# PROBLEM SET:
(A) In the post on poverty in Africa, rewrite the paragraph beginning "The people of Africa were lumped" as a short bulleted list that keeps its main facts.
(B) Decide whether each statement agrees with the post on poverty in Africa. Answer yes or no, and quote the words from the post that decide it. (i) The writer sat next to three persons from Bhutan and Nepal. (ii) Africa had to import food from outside the continent to feed its population. (iii) The Phoenicians brought coffee to Africa.
(C) Carry on the post on poverty elimination in Africa, starting after its last sentence.

# TEXT EXCERPT:
BEGIN
Saturday, 12 January 2013

Thomas Rogers Muyunga Mukasa gives insight into poverty elimination and how this can be done in Africa

Dictionary entries are arranged alphabetically. But for the desolation in Africa one can also say: After Africa comes poverty.

A friend of mine last night invited me to a debate in which many said they had the answers to why,even today, the biggest export from Africa is media-ridden poverty! The words thrown around, left, right, center by one side were: theocracy, dictatorship, democracy, totalitarianism, third world, development, savages, heathens, ignorant, elections, arbitrary arrests, genocides, regime un-changes. One other side threw words like: centralism, constitutionalism, elections, tolerance, welfare, elderly support, expression, conservation, re-use, recycle, beware of vicarious tendencies, safety and empowerment. A form of leadership that encourages stewardship will be of advantage to Africa. By stewardship all the people are empowered to take on roles to improve on their communities. Leaders are created in various spheres and not only at government level. I looked at the Ghanians, Nigerians, South Africans, East Africans and few other Africans among the many faces of people from other parts of the world. I sat next to three persons from Bhutan and Nepal. I felt so happy,I was invited here.

The people of Africa were lumped into a common nomenclature e.g. Bantu, Luo, Kush, Berber, Arabs, Caucasian to name but a few. The 'Bantu' collective followed a common term in their language e.g., 'ntu' root of various words from the tribes in South Africa, Ethiopia, East-Africa, Central Africa to Nigeria for the 'Bantu.'They also have a common term for the multitude lakes in their region,' nyanja'. May be a better collective would be the 'Banyanja.' It carries with it a linkage to a resource that gives them image. They may even be motivated to conserve lakes. By extension they could also conserve other resources. Another collective was  'Hamites' for the tribes known to move about following their cattle which in turn followed pasture. Their forms of governance were dismissed. Perhaps one should look into 'Bantucracy' or 'hamitcracy' that enabled a tolerance over border lines among the tribes. This was a key point more than who is voted into power on expiration of a term. Africa managed to feed its almost a billion population without ever having to get food from outside the continent. It traded with Phoenicians who brought banana plantains, sorghum, millet and maize (corn). These did well in Africa, By 1000AD they were staple.
END
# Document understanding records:
BEGIN
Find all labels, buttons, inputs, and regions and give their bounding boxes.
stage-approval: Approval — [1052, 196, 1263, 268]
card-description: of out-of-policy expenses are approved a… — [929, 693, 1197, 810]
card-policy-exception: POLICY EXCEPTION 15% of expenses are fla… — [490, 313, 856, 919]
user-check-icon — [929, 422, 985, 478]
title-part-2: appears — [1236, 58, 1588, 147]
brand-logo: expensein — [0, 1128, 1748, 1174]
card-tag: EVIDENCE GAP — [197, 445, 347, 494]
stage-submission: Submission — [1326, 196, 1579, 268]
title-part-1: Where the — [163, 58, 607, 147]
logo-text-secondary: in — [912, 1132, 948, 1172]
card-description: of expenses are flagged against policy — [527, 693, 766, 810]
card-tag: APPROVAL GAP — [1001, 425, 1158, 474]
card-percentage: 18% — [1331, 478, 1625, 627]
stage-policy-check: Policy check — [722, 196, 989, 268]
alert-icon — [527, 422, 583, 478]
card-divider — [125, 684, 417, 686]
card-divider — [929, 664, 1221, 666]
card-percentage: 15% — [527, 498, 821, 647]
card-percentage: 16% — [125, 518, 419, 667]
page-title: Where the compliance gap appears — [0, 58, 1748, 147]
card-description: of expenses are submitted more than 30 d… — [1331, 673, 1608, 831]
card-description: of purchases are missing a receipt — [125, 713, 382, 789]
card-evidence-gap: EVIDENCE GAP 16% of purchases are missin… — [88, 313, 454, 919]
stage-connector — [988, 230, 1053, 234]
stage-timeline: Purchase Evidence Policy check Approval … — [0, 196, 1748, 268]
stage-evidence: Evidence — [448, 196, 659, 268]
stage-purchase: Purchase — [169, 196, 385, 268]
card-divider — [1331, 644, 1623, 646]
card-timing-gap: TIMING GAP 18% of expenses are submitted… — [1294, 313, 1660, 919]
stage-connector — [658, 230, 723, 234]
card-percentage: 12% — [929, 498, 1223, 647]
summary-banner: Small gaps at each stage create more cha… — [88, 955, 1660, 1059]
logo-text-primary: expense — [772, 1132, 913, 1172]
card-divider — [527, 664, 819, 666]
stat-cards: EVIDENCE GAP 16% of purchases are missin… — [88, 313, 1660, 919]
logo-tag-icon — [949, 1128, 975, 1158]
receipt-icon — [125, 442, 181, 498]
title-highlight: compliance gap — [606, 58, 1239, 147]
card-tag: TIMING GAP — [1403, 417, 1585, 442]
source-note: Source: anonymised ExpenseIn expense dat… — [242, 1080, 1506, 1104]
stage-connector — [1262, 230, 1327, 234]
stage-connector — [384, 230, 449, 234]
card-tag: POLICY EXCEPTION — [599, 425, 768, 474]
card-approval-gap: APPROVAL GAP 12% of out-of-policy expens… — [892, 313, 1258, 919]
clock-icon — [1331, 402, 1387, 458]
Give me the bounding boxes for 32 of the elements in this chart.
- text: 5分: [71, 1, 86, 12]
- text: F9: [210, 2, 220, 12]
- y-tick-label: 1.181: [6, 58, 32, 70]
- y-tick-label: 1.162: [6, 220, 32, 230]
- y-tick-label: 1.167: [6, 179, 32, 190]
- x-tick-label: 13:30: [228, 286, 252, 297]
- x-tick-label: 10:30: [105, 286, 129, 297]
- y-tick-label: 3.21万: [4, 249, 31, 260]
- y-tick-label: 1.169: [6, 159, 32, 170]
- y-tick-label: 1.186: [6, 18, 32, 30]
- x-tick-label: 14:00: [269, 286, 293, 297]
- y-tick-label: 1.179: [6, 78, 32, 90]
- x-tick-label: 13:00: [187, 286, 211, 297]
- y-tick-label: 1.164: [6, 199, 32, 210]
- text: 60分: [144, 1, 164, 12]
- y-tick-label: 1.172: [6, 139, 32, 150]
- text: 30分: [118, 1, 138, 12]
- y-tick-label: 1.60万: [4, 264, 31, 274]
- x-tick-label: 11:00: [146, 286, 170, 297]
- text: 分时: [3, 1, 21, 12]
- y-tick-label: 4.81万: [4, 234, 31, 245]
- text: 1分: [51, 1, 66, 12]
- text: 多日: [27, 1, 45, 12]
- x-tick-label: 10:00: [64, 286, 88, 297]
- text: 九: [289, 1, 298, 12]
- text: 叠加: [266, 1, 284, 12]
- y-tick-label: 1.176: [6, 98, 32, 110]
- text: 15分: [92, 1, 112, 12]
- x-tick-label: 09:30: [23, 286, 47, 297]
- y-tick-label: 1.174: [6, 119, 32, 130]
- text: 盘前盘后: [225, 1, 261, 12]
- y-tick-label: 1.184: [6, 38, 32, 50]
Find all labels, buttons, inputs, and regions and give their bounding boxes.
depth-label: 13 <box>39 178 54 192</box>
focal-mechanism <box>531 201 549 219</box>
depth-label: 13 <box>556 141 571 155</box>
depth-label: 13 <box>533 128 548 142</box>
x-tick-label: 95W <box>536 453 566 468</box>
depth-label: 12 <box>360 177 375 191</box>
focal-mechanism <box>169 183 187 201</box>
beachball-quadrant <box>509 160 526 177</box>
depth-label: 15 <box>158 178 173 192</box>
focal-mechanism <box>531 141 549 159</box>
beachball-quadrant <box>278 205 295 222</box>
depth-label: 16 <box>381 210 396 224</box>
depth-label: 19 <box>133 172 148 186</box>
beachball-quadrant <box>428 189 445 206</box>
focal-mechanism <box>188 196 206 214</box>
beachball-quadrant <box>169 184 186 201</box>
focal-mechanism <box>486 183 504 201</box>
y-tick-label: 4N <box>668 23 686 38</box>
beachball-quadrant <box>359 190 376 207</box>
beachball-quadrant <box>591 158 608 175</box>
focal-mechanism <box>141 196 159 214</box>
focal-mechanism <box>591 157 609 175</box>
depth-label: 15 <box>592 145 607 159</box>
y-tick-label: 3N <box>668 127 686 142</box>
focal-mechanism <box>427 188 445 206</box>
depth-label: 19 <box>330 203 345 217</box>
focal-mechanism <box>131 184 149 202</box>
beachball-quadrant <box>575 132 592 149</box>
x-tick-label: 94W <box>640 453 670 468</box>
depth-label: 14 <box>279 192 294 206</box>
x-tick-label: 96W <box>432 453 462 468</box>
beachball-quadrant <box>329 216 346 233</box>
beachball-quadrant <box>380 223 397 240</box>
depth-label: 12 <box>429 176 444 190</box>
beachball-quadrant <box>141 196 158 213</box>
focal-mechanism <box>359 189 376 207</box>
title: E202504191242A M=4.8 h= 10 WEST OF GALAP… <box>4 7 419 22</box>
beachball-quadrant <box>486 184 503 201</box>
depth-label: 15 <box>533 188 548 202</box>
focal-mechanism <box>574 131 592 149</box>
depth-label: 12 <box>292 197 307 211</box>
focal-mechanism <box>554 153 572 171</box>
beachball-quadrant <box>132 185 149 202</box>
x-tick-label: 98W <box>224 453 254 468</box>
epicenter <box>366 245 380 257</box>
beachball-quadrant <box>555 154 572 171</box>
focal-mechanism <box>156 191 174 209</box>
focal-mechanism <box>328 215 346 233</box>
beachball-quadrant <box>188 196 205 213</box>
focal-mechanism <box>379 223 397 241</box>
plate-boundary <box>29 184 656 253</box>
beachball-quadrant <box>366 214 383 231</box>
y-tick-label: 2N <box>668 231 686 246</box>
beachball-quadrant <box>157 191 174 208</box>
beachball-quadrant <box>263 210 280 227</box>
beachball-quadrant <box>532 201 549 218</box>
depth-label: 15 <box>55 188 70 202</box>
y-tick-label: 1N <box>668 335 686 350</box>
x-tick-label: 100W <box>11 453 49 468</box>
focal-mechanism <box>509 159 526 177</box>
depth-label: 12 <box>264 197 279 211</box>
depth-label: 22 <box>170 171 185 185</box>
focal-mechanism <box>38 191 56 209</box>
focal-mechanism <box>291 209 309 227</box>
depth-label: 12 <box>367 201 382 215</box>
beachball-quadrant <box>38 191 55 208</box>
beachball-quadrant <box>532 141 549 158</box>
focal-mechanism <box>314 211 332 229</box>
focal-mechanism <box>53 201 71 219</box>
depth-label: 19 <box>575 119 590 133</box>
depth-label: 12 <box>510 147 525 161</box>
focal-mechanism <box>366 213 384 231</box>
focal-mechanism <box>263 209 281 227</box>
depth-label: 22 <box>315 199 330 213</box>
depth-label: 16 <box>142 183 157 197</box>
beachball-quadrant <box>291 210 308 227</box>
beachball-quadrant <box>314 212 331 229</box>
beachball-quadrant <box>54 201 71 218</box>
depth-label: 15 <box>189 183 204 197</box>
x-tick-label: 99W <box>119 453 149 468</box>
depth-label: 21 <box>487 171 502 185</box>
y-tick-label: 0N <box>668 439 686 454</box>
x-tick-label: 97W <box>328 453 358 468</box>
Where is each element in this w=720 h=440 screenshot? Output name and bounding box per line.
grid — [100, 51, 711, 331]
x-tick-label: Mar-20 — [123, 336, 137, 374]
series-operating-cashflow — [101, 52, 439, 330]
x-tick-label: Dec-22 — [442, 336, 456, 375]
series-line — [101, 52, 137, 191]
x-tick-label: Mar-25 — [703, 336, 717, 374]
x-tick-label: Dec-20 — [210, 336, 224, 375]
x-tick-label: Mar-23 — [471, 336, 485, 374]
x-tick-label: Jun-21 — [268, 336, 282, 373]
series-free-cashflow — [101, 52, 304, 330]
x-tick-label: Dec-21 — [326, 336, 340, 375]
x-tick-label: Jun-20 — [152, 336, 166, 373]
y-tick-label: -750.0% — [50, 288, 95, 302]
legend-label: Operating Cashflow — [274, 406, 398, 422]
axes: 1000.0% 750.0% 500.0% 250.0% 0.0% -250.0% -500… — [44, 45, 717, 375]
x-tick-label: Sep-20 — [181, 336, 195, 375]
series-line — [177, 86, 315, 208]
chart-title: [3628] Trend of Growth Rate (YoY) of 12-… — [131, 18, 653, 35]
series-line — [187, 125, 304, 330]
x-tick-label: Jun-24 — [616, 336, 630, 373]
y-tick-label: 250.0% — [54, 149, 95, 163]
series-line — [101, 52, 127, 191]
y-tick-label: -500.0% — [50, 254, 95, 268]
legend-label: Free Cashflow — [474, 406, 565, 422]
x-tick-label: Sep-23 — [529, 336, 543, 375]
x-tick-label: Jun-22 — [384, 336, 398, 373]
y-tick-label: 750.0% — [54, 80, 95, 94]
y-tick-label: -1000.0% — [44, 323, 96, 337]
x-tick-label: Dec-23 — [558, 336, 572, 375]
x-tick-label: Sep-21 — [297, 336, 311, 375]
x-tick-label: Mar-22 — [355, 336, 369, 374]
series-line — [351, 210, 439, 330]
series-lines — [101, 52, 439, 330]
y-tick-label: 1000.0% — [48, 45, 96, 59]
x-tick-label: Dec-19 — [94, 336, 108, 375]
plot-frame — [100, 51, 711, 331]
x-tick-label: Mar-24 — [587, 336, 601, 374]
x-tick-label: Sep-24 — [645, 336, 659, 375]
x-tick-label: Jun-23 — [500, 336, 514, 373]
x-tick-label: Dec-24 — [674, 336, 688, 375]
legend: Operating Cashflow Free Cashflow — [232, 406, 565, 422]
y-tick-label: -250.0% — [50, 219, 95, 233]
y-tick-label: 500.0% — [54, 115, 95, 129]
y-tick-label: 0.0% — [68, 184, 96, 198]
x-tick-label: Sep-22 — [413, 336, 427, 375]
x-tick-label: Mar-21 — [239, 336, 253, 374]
END
# EXERCISE RESPONSES:
(A)
- African peoples were grouped under common names such as Bantu, Luo, Kush, Berber, Arabs and Caucasian.
- The "Bantu" name came from "ntu," a root shared by words in tribes from South Africa, Ethiopia, East Africa and Central Africa to Nigeria.
- These peoples also share "nyanja" as a word for their many lakes, so "Banyanja" may be a better collective name. It links them to a resource and might motivate them to conserve lakes and other resources.
- "Hamites" was the name for tribes that moved with their cattle, which followed pasture.
- Their forms of governance were dismissed. "Bantucracy" or "hamitcracy" may deserve study because they allowed tolerance across borders among tribes, which mattered more than who won power when a term expired.
- Africa fed its population of almost a billion without getting food from outside the continent.
- Africa traded with the Phoenicians, who brought banana plantains, sorghum, millet and maize. These crops did well and were staples by 1000 AD.

(B)
(i) Yes: "I sat next to three persons from Bhutan and Nepal."
(ii) No: "Africa managed to feed its almost a billion population without ever having to get food from outside the continent."
(iii) No: "It traded with Phoenicians who brought banana plantains, sorghum, millet and maize (corn)."

(C)
Then came a form of an immensely extractive trade that took so much out of Africa from around 1400-1900: Wanton pillage; Young/able-bodied human resource (in form of slaves); destruction of African Kingdoms and chieftainships; making bargains that extracted valuable minerals out of Africa without value-for-resources-taken returns;  and then came a series of climatic blows, The Sahara desert on one northern end of Africa; Kalahari and Gobi on another; rift valleys; change in rainfall patterns and pestilences. The pestilences were in form of tsetse flies, mosquitoes and plant viruses. These led to the deaths of large populations.By 1895, Africa was subjected to systems and mechanisms that progressively made it a pauper! Centers of economic power and control were no longer in the hands of Africans. On the large assembly-line that is development, Africans were trained to be obedient to anything that reversed their own development. They fueled development in other places such as Great Britain or Europe or Asia. In the process they were draining their own continent but promoting a legacy of pauperism/poverty. This is what was passed on to the next generations gun, stock and barrel. Systems that continue to make Africans paupers are in place even today.

One can say from 1400 to end of 20th Century, Africans needed to be trained and empowered to engage in development that commensurated with that of those people who came to trade with or evangelize or conquer the 'savages.' On that negotiation table and in that small print, there should have been the spirit to commit to train, empower and establish structures ( built and non-built). It was possible to do all this in Africa and indeed it was done. Large cities like Cape Town, Johannesburg and Pretoria were built around the same time good European or American or Singaporean mega-cities were built. Guess what happened! They were mostly reserved for others and not indigenous Africans. These were put in Kibbutz or Bantustans! But that will be a subject of another day.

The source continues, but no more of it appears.